Among the entries, which lines carry the string "trybunal"? Copy each of them.
──────── SOURCE MATERIAL ────────
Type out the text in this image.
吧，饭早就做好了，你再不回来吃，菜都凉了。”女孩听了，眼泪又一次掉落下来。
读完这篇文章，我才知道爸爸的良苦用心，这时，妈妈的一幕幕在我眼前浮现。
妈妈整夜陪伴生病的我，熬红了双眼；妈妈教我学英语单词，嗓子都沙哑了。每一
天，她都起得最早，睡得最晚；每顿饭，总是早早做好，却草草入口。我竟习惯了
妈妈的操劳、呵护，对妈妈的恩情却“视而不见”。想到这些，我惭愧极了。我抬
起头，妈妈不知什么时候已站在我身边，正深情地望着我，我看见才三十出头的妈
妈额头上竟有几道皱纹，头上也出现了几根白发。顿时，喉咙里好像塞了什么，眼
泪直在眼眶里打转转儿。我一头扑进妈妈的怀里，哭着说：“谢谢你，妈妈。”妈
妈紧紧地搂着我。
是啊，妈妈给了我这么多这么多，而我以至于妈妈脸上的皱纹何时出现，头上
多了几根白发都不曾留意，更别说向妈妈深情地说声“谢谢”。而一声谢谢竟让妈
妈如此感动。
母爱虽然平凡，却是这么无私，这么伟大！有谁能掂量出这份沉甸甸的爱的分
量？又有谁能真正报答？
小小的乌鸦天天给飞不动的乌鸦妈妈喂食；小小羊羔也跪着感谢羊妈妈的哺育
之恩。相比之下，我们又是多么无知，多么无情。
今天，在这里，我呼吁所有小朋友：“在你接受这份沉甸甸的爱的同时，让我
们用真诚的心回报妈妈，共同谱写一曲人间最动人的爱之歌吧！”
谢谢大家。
────────
──────── SOURCE MATERIAL ────────
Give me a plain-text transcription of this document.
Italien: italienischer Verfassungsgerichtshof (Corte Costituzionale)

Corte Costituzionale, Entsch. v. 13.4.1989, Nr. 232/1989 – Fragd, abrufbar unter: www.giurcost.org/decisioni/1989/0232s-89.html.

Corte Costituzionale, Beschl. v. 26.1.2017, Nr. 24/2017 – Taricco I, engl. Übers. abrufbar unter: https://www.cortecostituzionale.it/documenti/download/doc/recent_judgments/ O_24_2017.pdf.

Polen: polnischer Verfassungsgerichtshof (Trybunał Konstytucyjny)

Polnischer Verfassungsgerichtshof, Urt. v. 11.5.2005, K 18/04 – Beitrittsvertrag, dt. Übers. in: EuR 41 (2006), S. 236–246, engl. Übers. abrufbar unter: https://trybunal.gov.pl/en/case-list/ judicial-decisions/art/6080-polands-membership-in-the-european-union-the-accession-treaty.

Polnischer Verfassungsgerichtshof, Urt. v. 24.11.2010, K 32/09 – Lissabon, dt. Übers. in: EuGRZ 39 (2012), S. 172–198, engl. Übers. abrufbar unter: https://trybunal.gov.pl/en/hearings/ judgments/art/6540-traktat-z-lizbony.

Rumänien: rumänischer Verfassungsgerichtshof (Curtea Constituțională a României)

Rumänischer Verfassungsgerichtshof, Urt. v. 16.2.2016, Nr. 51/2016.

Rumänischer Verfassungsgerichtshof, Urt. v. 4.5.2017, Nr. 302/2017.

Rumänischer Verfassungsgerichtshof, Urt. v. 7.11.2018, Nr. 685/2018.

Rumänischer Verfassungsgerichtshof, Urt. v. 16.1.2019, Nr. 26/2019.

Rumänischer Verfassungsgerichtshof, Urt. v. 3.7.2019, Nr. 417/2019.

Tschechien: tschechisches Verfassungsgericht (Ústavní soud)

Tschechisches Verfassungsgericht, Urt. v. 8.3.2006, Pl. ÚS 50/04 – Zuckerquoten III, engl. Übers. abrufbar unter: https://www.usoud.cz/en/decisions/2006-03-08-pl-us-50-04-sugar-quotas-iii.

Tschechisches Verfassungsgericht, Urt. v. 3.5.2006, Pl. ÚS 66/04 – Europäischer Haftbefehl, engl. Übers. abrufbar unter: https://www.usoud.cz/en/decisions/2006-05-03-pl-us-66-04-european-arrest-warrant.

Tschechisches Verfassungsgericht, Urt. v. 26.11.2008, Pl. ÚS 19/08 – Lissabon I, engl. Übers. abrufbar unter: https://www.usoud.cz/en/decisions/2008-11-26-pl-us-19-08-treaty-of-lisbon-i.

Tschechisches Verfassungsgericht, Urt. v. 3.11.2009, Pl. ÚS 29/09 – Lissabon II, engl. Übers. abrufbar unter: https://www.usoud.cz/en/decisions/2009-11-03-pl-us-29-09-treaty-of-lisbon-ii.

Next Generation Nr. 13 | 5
────────
──────── SOURCE MATERIAL ────────
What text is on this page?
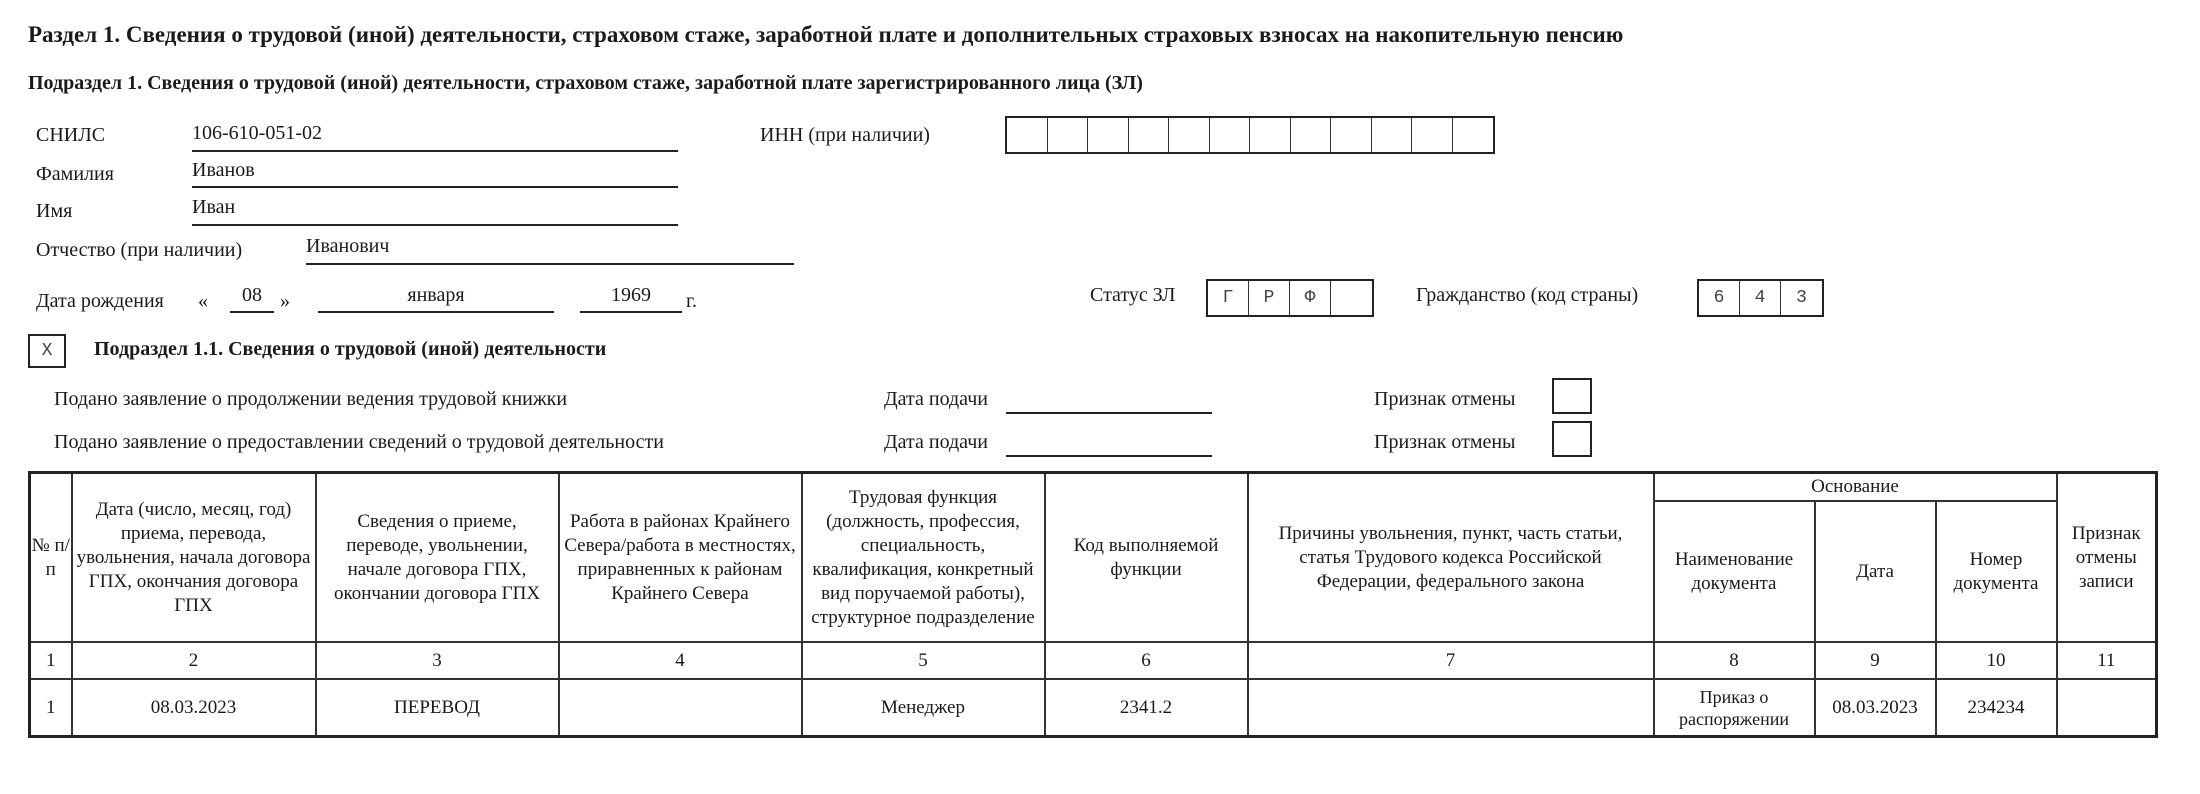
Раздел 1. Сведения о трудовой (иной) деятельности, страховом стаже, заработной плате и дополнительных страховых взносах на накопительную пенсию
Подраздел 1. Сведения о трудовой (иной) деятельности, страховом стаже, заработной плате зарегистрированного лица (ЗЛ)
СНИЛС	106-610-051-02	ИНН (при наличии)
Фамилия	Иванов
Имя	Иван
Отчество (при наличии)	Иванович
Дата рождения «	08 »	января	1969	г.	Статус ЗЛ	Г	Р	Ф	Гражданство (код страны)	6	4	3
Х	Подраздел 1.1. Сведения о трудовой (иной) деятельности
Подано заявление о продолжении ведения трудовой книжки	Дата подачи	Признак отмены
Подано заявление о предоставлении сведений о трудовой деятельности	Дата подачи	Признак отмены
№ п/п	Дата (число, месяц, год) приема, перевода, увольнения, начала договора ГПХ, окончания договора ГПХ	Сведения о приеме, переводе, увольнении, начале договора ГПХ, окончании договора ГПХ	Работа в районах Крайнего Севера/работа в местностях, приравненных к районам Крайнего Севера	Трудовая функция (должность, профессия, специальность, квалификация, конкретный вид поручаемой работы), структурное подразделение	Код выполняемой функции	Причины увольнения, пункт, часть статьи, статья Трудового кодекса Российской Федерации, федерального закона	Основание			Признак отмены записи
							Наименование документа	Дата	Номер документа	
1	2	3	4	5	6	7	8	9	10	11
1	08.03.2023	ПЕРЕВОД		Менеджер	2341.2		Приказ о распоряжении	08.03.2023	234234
────────
**TASK SOLUTION**
Polnischer Verfassungsgerichtshof, Urt. v. 11.5.2005, K 18/04 – Beitrittsvertrag, dt. Übers. in: EuR 41 (2006), S. 236–246, engl. Übers. abrufbar unter: https://trybunal.gov.pl/en/case-list/ judicial-decisions/art/6080-polands-membership-in-the-european-union-the-accession-treaty.
Polnischer Verfassungsgerichtshof, Urt. v. 24.11.2010, K 32/09 – Lissabon, dt. Übers. in: EuGRZ 39 (2012), S. 172–198, engl. Übers. abrufbar unter: https://trybunal.gov.pl/en/hearings/ judgments/art/6540-traktat-z-lizbony.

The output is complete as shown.